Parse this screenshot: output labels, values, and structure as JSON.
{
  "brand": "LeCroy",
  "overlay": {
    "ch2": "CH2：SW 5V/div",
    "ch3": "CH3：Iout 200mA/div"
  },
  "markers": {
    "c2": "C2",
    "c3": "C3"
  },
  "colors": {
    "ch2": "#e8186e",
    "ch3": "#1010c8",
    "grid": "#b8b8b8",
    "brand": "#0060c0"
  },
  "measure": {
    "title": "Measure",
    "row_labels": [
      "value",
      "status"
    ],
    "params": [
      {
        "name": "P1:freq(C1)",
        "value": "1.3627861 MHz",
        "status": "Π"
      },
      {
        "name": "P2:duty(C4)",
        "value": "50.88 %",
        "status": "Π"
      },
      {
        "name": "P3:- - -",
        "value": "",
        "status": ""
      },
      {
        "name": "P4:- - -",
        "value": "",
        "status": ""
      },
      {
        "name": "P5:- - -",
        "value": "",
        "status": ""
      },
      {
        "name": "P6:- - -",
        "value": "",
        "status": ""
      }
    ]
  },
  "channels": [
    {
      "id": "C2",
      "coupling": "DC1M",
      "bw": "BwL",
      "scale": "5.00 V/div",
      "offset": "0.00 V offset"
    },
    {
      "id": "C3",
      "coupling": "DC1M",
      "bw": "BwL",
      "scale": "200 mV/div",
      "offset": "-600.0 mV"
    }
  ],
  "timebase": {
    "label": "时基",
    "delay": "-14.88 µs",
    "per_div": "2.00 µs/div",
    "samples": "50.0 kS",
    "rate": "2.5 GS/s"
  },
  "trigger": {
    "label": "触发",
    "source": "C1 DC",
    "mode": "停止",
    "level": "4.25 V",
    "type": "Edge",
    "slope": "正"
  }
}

• [Short task] Copy the records above exactly as they appear.

• [Result for this task]
Parse this screenshot: output labels, values, and structure as JSON.
{
  "brand": "LeCroy",
  "overlay": {
    "ch2": "CH2：SW 5V/div",
    "ch3": "CH3：Iout 200mA/div"
  },
  "markers": {
    "c2": "C2",
    "c3": "C3"
  },
  "colors": {
    "ch2": "#e8186e",
    "ch3": "#1010c8",
    "grid": "#b8b8b8",
    "brand": "#0060c0"
  },
  "measure": {
    "title": "Measure",
    "row_labels": [
      "value",
      "status"
    ],
    "params": [
      {
        "name": "P1:freq(C1)",
        "value": "1.3627861 MHz",
        "status": "Π"
      },
      {
        "name": "P2:duty(C4)",
        "value": "50.88 %",
        "status": "Π"
      },
      {
        "name": "P3:- - -",
        "value": "",
        "status": ""
      },
      {
        "name": "P4:- - -",
        "value": "",
        "status": ""
      },
      {
        "name": "P5:- - -",
        "value": "",
        "status": ""
      },
      {
        "name": "P6:- - -",
        "value": "",
        "status": ""
      }
    ]
  },
  "channels": [
    {
      "id": "C2",
      "coupling": "DC1M",
      "bw": "BwL",
      "scale": "5.00 V/div",
      "offset": "0.00 V offset"
    },
    {
      "id": "C3",
      "coupling": "DC1M",
      "bw": "BwL",
      "scale": "200 mV/div",
      "offset": "-600.0 mV"
    }
  ],
  "timebase": {
    "label": "时基",
    "delay": "-14.88 µs",
    "per_div": "2.00 µs/div",
    "samples": "50.0 kS",
    "rate": "2.5 GS/s"
  },
  "trigger": {
    "label": "触发",
    "source": "C1 DC",
    "mode": "停止",
    "level": "4.25 V",
    "type": "Edge",
    "slope": "正"
  }
}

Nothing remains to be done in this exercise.